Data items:
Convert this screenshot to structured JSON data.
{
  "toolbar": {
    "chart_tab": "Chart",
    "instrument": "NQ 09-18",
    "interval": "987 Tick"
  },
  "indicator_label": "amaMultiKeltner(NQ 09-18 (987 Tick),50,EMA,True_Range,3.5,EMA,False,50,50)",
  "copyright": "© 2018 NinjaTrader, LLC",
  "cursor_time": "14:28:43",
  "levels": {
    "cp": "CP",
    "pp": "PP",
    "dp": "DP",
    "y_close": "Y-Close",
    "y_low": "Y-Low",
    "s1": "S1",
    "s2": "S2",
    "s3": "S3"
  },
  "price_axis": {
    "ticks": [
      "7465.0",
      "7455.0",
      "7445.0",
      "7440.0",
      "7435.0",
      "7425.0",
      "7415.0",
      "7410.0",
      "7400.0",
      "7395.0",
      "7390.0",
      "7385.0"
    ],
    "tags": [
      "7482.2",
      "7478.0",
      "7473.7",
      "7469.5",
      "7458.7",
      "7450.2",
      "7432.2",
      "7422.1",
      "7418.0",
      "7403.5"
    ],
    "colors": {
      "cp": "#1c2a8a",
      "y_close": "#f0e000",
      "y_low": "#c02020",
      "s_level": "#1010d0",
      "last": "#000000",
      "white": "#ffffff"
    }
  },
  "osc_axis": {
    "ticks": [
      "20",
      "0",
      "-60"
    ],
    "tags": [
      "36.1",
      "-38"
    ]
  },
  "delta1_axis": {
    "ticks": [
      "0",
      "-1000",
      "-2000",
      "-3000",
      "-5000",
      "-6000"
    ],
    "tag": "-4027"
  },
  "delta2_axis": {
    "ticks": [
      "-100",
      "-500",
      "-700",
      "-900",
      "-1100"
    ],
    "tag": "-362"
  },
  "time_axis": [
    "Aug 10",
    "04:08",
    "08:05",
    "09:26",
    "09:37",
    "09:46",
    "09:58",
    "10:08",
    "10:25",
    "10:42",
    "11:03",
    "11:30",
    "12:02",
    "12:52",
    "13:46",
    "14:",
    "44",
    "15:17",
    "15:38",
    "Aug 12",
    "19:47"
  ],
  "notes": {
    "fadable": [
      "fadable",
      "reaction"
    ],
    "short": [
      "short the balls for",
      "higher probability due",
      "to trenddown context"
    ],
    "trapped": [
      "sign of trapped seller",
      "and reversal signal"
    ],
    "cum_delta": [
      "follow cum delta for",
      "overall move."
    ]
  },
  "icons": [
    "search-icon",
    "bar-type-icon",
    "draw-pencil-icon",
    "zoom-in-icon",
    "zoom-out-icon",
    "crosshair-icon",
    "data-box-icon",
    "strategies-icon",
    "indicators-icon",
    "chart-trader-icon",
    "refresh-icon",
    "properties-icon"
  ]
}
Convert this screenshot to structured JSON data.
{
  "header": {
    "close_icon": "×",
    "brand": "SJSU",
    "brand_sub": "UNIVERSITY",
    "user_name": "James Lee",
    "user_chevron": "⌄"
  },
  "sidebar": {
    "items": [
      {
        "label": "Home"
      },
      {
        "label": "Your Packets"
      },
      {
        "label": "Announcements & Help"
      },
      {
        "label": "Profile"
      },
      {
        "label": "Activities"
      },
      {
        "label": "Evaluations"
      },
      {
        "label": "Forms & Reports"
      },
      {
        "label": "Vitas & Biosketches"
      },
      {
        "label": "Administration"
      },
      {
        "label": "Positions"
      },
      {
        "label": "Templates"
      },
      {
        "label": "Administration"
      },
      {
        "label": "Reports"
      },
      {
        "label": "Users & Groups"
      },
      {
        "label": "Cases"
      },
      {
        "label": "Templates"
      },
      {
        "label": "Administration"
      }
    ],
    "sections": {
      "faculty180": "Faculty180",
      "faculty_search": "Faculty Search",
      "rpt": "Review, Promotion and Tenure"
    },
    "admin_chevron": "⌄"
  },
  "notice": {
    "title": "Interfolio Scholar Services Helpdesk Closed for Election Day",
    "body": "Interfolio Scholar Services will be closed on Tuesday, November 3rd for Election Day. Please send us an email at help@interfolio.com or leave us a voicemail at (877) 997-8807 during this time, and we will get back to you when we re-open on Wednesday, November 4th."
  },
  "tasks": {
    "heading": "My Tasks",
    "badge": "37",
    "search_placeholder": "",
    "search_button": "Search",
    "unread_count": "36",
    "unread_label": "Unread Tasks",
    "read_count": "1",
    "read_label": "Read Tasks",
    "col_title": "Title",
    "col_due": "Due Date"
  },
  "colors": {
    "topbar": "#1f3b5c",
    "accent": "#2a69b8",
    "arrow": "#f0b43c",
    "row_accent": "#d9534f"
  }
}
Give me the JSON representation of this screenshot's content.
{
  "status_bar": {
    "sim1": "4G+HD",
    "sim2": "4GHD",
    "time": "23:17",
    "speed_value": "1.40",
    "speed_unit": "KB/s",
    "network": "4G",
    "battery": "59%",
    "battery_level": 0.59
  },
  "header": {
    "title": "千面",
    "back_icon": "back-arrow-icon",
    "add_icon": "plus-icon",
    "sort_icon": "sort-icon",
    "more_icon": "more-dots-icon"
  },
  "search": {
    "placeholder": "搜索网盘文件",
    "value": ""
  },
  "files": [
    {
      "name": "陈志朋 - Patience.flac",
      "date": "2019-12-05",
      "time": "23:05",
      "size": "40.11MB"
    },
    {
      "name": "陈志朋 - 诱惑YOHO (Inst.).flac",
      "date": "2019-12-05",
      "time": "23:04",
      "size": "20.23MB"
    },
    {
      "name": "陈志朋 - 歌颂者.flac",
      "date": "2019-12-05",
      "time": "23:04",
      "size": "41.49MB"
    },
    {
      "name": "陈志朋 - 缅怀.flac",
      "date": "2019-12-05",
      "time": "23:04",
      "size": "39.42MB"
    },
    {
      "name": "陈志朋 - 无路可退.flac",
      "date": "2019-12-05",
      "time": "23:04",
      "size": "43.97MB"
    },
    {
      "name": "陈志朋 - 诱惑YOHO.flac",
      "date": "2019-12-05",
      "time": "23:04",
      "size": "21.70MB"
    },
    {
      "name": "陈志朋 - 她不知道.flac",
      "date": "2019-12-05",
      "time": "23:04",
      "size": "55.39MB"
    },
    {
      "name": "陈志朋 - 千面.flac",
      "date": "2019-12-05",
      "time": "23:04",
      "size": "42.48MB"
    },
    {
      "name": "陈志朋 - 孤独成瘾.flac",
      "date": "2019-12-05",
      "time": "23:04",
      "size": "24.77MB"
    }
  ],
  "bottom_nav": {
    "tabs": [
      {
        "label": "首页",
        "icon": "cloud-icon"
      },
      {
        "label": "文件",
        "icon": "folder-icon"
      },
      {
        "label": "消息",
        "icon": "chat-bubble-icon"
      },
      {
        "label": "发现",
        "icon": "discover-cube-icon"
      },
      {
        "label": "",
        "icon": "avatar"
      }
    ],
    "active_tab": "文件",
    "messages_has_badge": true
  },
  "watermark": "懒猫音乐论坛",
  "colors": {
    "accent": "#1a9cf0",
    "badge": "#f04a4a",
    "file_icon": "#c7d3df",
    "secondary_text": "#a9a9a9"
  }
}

Challenge:
Copy each line of the preceding data that contains the string "flac".

Result of the exercise:
      "name": "陈志朋 - Patience.flac",
      "name": "陈志朋 - 诱惑YOHO (Inst.).flac",
      "name": "陈志朋 - 歌颂者.flac",
      "name": "陈志朋 - 缅怀.flac",
      "name": "陈志朋 - 无路可退.flac",
      "name": "陈志朋 - 诱惑YOHO.flac",
      "name": "陈志朋 - 她不知道.flac",
      "name": "陈志朋 - 千面.flac",
      "name": "陈志朋 - 孤独成瘾.flac",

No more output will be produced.